(Raw records)
....

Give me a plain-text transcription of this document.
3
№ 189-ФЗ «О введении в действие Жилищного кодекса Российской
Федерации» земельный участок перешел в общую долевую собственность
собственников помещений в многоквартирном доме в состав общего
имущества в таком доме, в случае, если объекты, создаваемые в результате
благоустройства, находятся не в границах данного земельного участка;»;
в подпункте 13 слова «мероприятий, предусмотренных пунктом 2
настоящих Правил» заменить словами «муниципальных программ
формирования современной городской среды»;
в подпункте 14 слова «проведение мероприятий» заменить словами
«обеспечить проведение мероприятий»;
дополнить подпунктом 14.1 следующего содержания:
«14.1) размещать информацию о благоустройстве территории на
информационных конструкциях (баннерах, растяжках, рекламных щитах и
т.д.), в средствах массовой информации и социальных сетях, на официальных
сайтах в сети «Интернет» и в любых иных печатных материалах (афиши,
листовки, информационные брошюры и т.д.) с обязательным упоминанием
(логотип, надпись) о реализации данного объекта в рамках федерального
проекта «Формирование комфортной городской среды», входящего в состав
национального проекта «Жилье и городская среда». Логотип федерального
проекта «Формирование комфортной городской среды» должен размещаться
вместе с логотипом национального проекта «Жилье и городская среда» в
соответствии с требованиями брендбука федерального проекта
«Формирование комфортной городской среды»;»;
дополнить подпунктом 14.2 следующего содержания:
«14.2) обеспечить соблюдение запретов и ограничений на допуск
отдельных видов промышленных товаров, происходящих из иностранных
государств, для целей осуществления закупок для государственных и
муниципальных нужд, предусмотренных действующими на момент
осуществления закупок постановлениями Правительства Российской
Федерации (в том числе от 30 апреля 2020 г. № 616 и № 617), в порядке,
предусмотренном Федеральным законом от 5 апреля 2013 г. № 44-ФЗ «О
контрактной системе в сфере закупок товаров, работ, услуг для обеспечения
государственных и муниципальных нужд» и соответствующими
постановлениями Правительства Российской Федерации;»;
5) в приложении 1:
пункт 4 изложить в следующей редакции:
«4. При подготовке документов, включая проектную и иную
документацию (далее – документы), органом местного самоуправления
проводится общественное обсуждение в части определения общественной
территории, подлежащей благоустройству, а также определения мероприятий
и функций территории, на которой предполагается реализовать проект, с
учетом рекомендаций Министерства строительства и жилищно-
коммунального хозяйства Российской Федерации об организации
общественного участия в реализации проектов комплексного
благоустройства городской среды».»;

....

- **Work to be completed**:
Repeat the records above exactly as they appear.

- **Completed exercise**:
Give me a plain-text transcription of this document.
3
№ 189-ФЗ «О введении в действие Жилищного кодекса Российской
Федерации» земельный участок перешел в общую долевую собственность
собственников помещений в многоквартирном доме в состав общего
имущества в таком доме, в случае, если объекты, создаваемые в результате
благоустройства, находятся не в границах данного земельного участка;»;
в подпункте 13 слова «мероприятий, предусмотренных пунктом 2
настоящих Правил» заменить словами «муниципальных программ
формирования современной городской среды»;
в подпункте 14 слова «проведение мероприятий» заменить словами
«обеспечить проведение мероприятий»;
дополнить подпунктом 14.1 следующего содержания:
«14.1) размещать информацию о благоустройстве территории на
информационных конструкциях (баннерах, растяжках, рекламных щитах и
т.д.), в средствах массовой информации и социальных сетях, на официальных
сайтах в сети «Интернет» и в любых иных печатных материалах (афиши,
листовки, информационные брошюры и т.д.) с обязательным упоминанием
(логотип, надпись) о реализации данного объекта в рамках федерального
проекта «Формирование комфортной городской среды», входящего в состав
национального проекта «Жилье и городская среда». Логотип федерального
проекта «Формирование комфортной городской среды» должен размещаться
вместе с логотипом национального проекта «Жилье и городская среда» в
соответствии с требованиями брендбука федерального проекта
«Формирование комфортной городской среды»;»;
дополнить подпунктом 14.2 следующего содержания:
«14.2) обеспечить соблюдение запретов и ограничений на допуск
отдельных видов промышленных товаров, происходящих из иностранных
государств, для целей осуществления закупок для государственных и
муниципальных нужд, предусмотренных действующими на момент
осуществления закупок постановлениями Правительства Российской
Федерации (в том числе от 30 апреля 2020 г. № 616 и № 617), в порядке,
предусмотренном Федеральным законом от 5 апреля 2013 г. № 44-ФЗ «О
контрактной системе в сфере закупок товаров, работ, услуг для обеспечения
государственных и муниципальных нужд» и соответствующими
постановлениями Правительства Российской Федерации;»;
5) в приложении 1:
пункт 4 изложить в следующей редакции:
«4. При подготовке документов, включая проектную и иную
документацию (далее – документы), органом местного самоуправления
проводится общественное обсуждение в части определения общественной
территории, подлежащей благоустройству, а также определения мероприятий
и функций территории, на которой предполагается реализовать проект, с
учетом рекомендаций Министерства строительства и жилищно-
коммунального хозяйства Российской Федерации об организации
общественного участия в реализации проектов комплексного
благоустройства городской среды».»;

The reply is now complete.